§ **DATA SHOWN**:
>> START
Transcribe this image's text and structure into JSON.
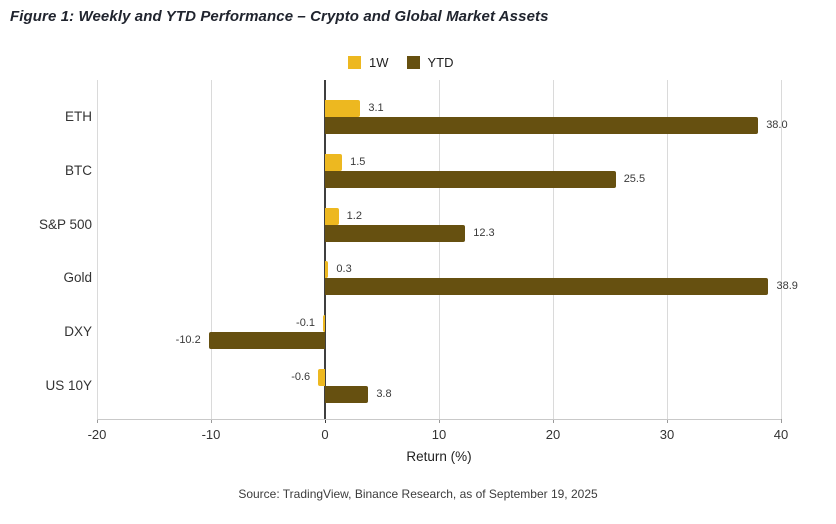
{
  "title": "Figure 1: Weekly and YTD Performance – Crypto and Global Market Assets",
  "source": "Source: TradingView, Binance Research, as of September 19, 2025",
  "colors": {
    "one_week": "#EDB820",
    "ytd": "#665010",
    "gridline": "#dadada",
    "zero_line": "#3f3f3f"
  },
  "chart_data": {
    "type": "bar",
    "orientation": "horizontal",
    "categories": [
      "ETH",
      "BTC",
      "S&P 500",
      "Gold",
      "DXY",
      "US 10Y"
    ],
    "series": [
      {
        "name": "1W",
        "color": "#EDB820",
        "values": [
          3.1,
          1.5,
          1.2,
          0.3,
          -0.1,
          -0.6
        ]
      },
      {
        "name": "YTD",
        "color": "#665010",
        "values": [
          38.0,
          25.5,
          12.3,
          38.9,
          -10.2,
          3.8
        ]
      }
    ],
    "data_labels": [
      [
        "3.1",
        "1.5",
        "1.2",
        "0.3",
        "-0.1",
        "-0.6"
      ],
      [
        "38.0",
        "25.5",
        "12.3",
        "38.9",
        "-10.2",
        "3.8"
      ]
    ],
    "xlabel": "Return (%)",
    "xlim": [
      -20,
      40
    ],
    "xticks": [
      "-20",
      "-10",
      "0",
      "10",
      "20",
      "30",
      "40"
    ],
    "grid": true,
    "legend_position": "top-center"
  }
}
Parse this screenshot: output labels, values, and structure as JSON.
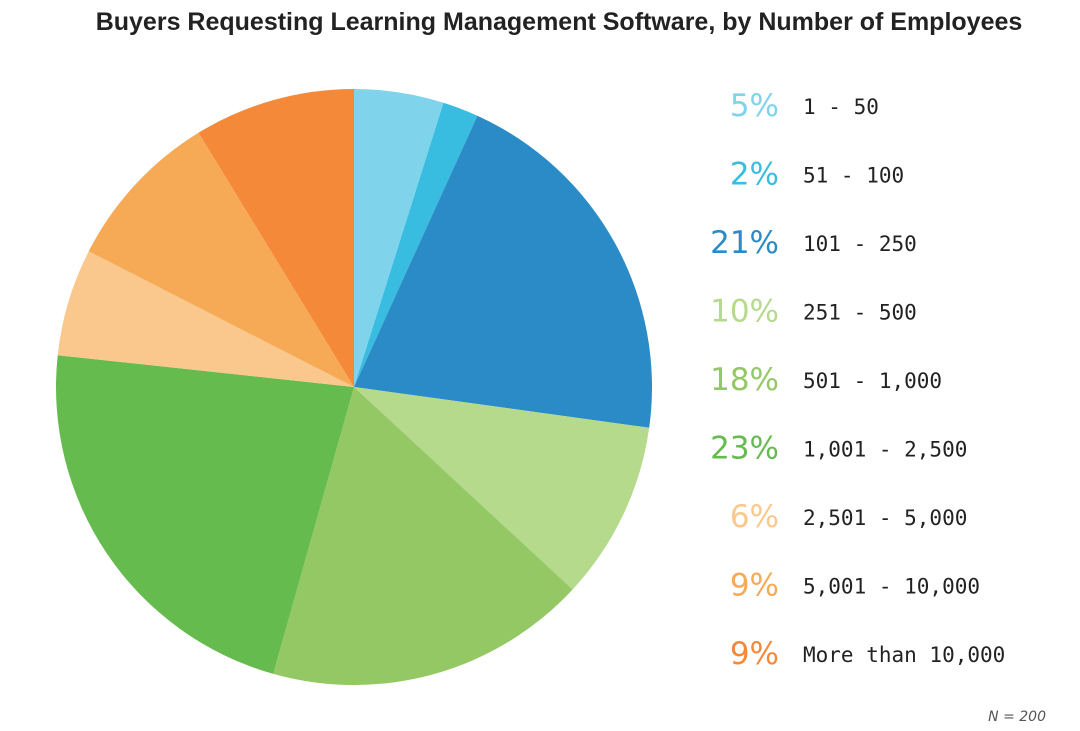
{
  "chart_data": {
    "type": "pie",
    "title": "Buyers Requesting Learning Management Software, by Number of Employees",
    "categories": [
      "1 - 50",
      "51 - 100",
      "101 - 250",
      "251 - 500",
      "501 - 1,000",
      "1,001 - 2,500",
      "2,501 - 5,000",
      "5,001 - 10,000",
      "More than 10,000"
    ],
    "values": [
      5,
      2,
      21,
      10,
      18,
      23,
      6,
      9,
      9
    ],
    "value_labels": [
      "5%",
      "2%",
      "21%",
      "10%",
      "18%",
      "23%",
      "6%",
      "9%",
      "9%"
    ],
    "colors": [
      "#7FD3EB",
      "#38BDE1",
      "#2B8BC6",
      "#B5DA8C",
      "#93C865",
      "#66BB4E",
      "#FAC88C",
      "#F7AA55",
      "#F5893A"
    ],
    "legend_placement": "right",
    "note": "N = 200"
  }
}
>> END
§ **TASK DETAILS**: Retype the records exactly. Any image in them should not appear in what you write.

§ **RESPONSE FOR THIS EXERCISE**:
Transcribe this image's text and structure into JSON.
{
  "title": "Figure 1: Weekly and YTD Performance – Crypto and Global Market Assets",
  "source": "Source: TradingView, Binance Research, as of September 19, 2025",
  "colors": {
    "one_week": "#EDB820",
    "ytd": "#665010",
    "gridline": "#dadada",
    "zero_line": "#3f3f3f"
  },
  "chart_data": {
    "type": "bar",
    "orientation": "horizontal",
    "categories": [
      "ETH",
      "BTC",
      "S&P 500",
      "Gold",
      "DXY",
      "US 10Y"
    ],
    "series": [
      {
        "name": "1W",
        "color": "#EDB820",
        "values": [
          3.1,
          1.5,
          1.2,
          0.3,
          -0.1,
          -0.6
        ]
      },
      {
        "name": "YTD",
        "color": "#665010",
        "values": [
          38.0,
          25.5,
          12.3,
          38.9,
          -10.2,
          3.8
        ]
      }
    ],
    "data_labels": [
      [
        "3.1",
        "1.5",
        "1.2",
        "0.3",
        "-0.1",
        "-0.6"
      ],
      [
        "38.0",
        "25.5",
        "12.3",
        "38.9",
        "-10.2",
        "3.8"
      ]
    ],
    "xlabel": "Return (%)",
    "xlim": [
      -20,
      40
    ],
    "xticks": [
      "-20",
      "-10",
      "0",
      "10",
      "20",
      "30",
      "40"
    ],
    "grid": true,
    "legend_position": "top-center"
  }
}
Parse this screenshot: output labels, values, and structure as JSON.
{
  "chart_data": {
    "type": "pie",
    "title": "Buyers Requesting Learning Management Software, by Number of Employees",
    "categories": [
      "1 - 50",
      "51 - 100",
      "101 - 250",
      "251 - 500",
      "501 - 1,000",
      "1,001 - 2,500",
      "2,501 - 5,000",
      "5,001 - 10,000",
      "More than 10,000"
    ],
    "values": [
      5,
      2,
      21,
      10,
      18,
      23,
      6,
      9,
      9
    ],
    "value_labels": [
      "5%",
      "2%",
      "21%",
      "10%",
      "18%",
      "23%",
      "6%",
      "9%",
      "9%"
    ],
    "colors": [
      "#7FD3EB",
      "#38BDE1",
      "#2B8BC6",
      "#B5DA8C",
      "#93C865",
      "#66BB4E",
      "#FAC88C",
      "#F7AA55",
      "#F5893A"
    ],
    "legend_placement": "right",
    "note": "N = 200"
  }
}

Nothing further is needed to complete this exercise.